| Task brief |
Your task is to copy every line of the records below that contains "name".

| Input data |
________
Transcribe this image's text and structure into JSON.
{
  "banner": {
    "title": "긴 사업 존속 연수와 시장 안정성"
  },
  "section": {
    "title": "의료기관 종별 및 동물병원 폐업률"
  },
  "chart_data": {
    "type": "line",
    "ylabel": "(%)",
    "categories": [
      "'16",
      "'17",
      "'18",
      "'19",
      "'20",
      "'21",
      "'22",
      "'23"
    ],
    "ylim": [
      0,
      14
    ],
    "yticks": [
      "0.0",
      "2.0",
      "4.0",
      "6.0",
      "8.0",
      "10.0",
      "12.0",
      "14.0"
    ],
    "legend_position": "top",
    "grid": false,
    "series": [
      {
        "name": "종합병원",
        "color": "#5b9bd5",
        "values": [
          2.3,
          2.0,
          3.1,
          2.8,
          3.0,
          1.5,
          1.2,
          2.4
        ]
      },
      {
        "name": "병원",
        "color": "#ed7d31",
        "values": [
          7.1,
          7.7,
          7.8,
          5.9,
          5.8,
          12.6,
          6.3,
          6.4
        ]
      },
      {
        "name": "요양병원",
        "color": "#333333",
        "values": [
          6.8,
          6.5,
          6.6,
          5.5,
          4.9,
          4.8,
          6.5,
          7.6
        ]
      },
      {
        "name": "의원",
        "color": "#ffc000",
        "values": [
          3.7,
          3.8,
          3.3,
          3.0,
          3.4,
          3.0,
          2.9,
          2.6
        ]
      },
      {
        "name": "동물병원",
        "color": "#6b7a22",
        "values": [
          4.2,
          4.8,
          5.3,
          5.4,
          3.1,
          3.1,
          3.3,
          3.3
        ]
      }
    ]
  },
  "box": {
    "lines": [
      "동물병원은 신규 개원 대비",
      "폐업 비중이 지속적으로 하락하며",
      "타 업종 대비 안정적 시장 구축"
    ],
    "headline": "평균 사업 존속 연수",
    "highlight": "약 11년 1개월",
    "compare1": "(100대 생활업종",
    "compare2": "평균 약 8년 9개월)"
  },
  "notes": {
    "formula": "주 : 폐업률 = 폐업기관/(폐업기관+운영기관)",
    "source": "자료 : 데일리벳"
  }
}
________
| Output |
        "name": "종합병원",
        "name": "병원",
        "name": "요양병원",
        "name": "의원",
        "name": "동물병원",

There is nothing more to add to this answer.